Stored data:
***

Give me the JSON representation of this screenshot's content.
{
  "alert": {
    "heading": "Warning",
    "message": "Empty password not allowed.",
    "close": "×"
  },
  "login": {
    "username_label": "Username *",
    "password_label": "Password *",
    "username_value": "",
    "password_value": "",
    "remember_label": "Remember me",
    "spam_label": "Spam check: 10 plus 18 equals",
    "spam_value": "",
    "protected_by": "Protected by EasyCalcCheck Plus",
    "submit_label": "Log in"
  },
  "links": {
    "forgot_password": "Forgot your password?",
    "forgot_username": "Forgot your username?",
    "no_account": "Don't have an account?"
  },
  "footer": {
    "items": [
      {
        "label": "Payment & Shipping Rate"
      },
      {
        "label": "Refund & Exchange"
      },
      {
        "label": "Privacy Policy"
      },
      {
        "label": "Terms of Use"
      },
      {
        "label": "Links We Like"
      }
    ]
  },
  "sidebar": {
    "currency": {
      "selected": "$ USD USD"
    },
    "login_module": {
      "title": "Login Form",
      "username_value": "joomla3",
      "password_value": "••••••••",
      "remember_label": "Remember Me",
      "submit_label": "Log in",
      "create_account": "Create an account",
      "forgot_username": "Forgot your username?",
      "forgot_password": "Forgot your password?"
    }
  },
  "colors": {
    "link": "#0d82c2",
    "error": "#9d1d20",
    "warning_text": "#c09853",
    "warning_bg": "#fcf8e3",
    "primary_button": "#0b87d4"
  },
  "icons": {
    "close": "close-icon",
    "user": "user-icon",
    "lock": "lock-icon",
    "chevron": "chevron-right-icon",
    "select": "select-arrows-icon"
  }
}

***

- YOUR OBJECTIVE -
Every entry above needs to be quoted exactly.

- WRITTEN SOLUTION -
Give me the JSON representation of this screenshot's content.
{
  "alert": {
    "heading": "Warning",
    "message": "Empty password not allowed.",
    "close": "×"
  },
  "login": {
    "username_label": "Username *",
    "password_label": "Password *",
    "username_value": "",
    "password_value": "",
    "remember_label": "Remember me",
    "spam_label": "Spam check: 10 plus 18 equals",
    "spam_value": "",
    "protected_by": "Protected by EasyCalcCheck Plus",
    "submit_label": "Log in"
  },
  "links": {
    "forgot_password": "Forgot your password?",
    "forgot_username": "Forgot your username?",
    "no_account": "Don't have an account?"
  },
  "footer": {
    "items": [
      {
        "label": "Payment & Shipping Rate"
      },
      {
        "label": "Refund & Exchange"
      },
      {
        "label": "Privacy Policy"
      },
      {
        "label": "Terms of Use"
      },
      {
        "label": "Links We Like"
      }
    ]
  },
  "sidebar": {
    "currency": {
      "selected": "$ USD USD"
    },
    "login_module": {
      "title": "Login Form",
      "username_value": "joomla3",
      "password_value": "••••••••",
      "remember_label": "Remember Me",
      "submit_label": "Log in",
      "create_account": "Create an account",
      "forgot_username": "Forgot your username?",
      "forgot_password": "Forgot your password?"
    }
  },
  "colors": {
    "link": "#0d82c2",
    "error": "#9d1d20",
    "warning_text": "#c09853",
    "warning_bg": "#fcf8e3",
    "primary_button": "#0b87d4"
  },
  "icons": {
    "close": "close-icon",
    "user": "user-icon",
    "lock": "lock-icon",
    "chevron": "chevron-right-icon",
    "select": "select-arrows-icon"
  }
}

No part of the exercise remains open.